◆ REQUIREMENT: Without the pictures, write out all the lines below exactly as they appear.
--- START THE RECORDS ---
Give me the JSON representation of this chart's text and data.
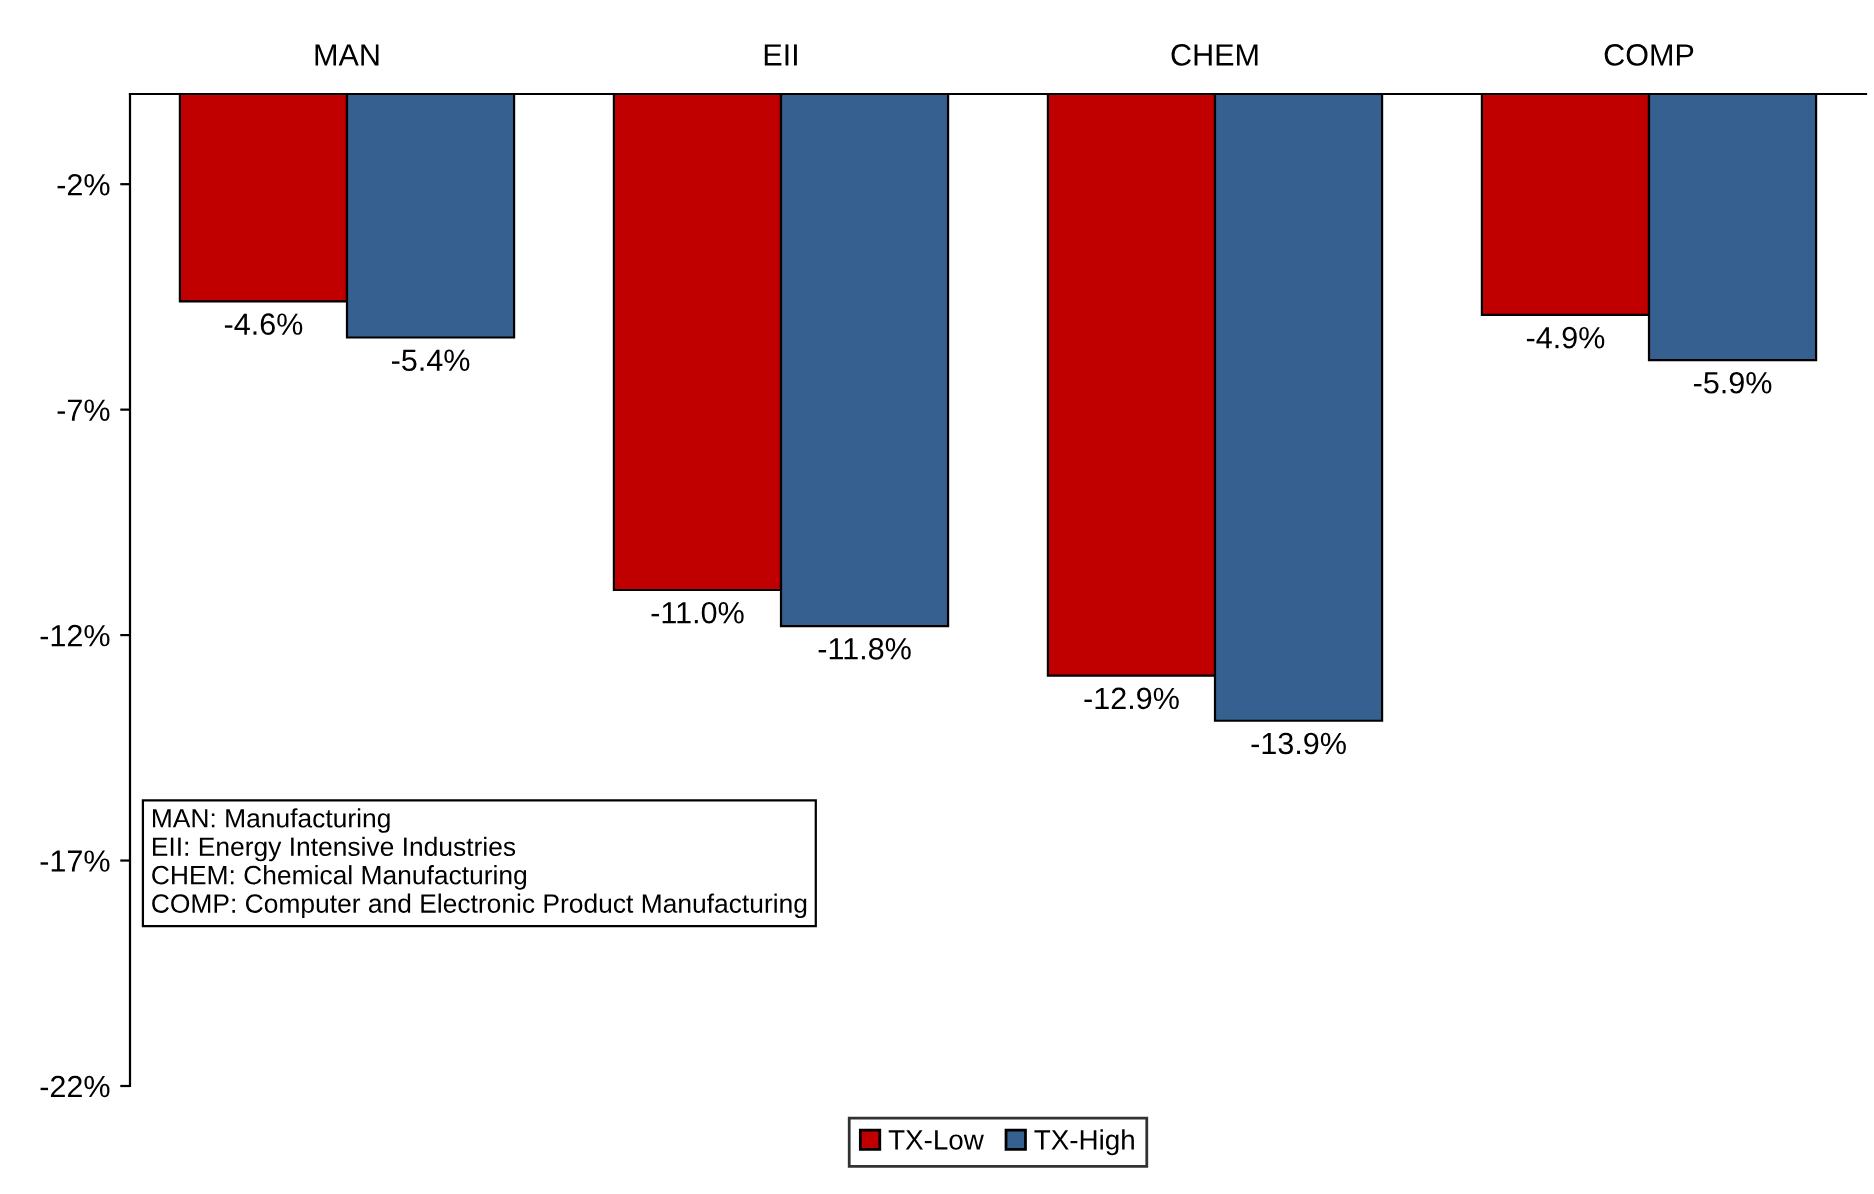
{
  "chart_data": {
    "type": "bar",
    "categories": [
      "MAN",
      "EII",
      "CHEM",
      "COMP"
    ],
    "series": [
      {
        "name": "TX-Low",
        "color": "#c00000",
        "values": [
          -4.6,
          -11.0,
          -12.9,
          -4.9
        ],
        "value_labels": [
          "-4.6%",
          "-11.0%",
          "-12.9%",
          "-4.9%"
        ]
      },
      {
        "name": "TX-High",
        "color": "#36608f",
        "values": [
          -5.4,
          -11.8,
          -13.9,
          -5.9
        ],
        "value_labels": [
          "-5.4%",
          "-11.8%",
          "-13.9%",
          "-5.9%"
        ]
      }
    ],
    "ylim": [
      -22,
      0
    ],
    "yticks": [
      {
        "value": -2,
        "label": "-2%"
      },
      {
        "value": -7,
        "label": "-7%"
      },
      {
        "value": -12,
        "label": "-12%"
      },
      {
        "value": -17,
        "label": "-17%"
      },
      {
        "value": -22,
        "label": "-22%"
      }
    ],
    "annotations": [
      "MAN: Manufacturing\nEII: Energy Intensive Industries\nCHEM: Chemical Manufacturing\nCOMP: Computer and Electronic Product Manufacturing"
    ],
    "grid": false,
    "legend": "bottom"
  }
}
--- END THE RECORDS ---
◆ WRITTEN REPLY:
Give me the JSON representation of this chart's text and data.
{
  "chart_data": {
    "type": "bar",
    "categories": [
      "MAN",
      "EII",
      "CHEM",
      "COMP"
    ],
    "series": [
      {
        "name": "TX-Low",
        "color": "#c00000",
        "values": [
          -4.6,
          -11.0,
          -12.9,
          -4.9
        ],
        "value_labels": [
          "-4.6%",
          "-11.0%",
          "-12.9%",
          "-4.9%"
        ]
      },
      {
        "name": "TX-High",
        "color": "#36608f",
        "values": [
          -5.4,
          -11.8,
          -13.9,
          -5.9
        ],
        "value_labels": [
          "-5.4%",
          "-11.8%",
          "-13.9%",
          "-5.9%"
        ]
      }
    ],
    "ylim": [
      -22,
      0
    ],
    "yticks": [
      {
        "value": -2,
        "label": "-2%"
      },
      {
        "value": -7,
        "label": "-7%"
      },
      {
        "value": -12,
        "label": "-12%"
      },
      {
        "value": -17,
        "label": "-17%"
      },
      {
        "value": -22,
        "label": "-22%"
      }
    ],
    "annotations": [
      "MAN: Manufacturing\nEII: Energy Intensive Industries\nCHEM: Chemical Manufacturing\nCOMP: Computer and Electronic Product Manufacturing"
    ],
    "grid": false,
    "legend": "bottom"
  }
}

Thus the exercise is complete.